(Lines of data)
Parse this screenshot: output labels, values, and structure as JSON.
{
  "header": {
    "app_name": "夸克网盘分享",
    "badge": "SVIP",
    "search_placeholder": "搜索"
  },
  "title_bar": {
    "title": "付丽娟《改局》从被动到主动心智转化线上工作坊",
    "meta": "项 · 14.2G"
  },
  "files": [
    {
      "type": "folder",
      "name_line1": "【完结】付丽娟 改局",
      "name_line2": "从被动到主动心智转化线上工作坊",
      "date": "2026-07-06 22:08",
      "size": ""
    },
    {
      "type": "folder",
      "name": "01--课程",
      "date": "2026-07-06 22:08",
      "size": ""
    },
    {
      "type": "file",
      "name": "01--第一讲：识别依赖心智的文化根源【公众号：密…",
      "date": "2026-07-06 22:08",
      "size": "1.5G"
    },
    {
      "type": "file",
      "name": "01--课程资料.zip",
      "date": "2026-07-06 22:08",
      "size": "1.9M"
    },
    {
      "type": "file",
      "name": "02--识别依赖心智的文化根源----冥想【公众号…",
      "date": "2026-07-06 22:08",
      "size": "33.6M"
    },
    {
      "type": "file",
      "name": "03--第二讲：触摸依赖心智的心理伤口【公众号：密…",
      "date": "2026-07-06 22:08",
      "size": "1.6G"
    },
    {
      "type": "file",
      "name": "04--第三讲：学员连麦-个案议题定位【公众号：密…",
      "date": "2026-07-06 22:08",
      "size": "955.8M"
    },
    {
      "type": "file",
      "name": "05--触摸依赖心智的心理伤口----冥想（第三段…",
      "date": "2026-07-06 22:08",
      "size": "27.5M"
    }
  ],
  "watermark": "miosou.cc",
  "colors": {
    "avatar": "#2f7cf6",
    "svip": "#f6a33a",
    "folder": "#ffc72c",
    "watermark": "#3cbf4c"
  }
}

### Exercise instructions
Copy out the full set of records precisely, leaving nothing out.

### Correct result
Parse this screenshot: output labels, values, and structure as JSON.
{
  "header": {
    "app_name": "夸克网盘分享",
    "badge": "SVIP",
    "search_placeholder": "搜索"
  },
  "title_bar": {
    "title": "付丽娟《改局》从被动到主动心智转化线上工作坊",
    "meta": "项 · 14.2G"
  },
  "files": [
    {
      "type": "folder",
      "name_line1": "【完结】付丽娟 改局",
      "name_line2": "从被动到主动心智转化线上工作坊",
      "date": "2026-07-06 22:08",
      "size": ""
    },
    {
      "type": "folder",
      "name": "01--课程",
      "date": "2026-07-06 22:08",
      "size": ""
    },
    {
      "type": "file",
      "name": "01--第一讲：识别依赖心智的文化根源【公众号：密…",
      "date": "2026-07-06 22:08",
      "size": "1.5G"
    },
    {
      "type": "file",
      "name": "01--课程资料.zip",
      "date": "2026-07-06 22:08",
      "size": "1.9M"
    },
    {
      "type": "file",
      "name": "02--识别依赖心智的文化根源----冥想【公众号…",
      "date": "2026-07-06 22:08",
      "size": "33.6M"
    },
    {
      "type": "file",
      "name": "03--第二讲：触摸依赖心智的心理伤口【公众号：密…",
      "date": "2026-07-06 22:08",
      "size": "1.6G"
    },
    {
      "type": "file",
      "name": "04--第三讲：学员连麦-个案议题定位【公众号：密…",
      "date": "2026-07-06 22:08",
      "size": "955.8M"
    },
    {
      "type": "file",
      "name": "05--触摸依赖心智的心理伤口----冥想（第三段…",
      "date": "2026-07-06 22:08",
      "size": "27.5M"
    }
  ],
  "watermark": "miosou.cc",
  "colors": {
    "avatar": "#2f7cf6",
    "svip": "#f6a33a",
    "folder": "#ffc72c",
    "watermark": "#3cbf4c"
  }
}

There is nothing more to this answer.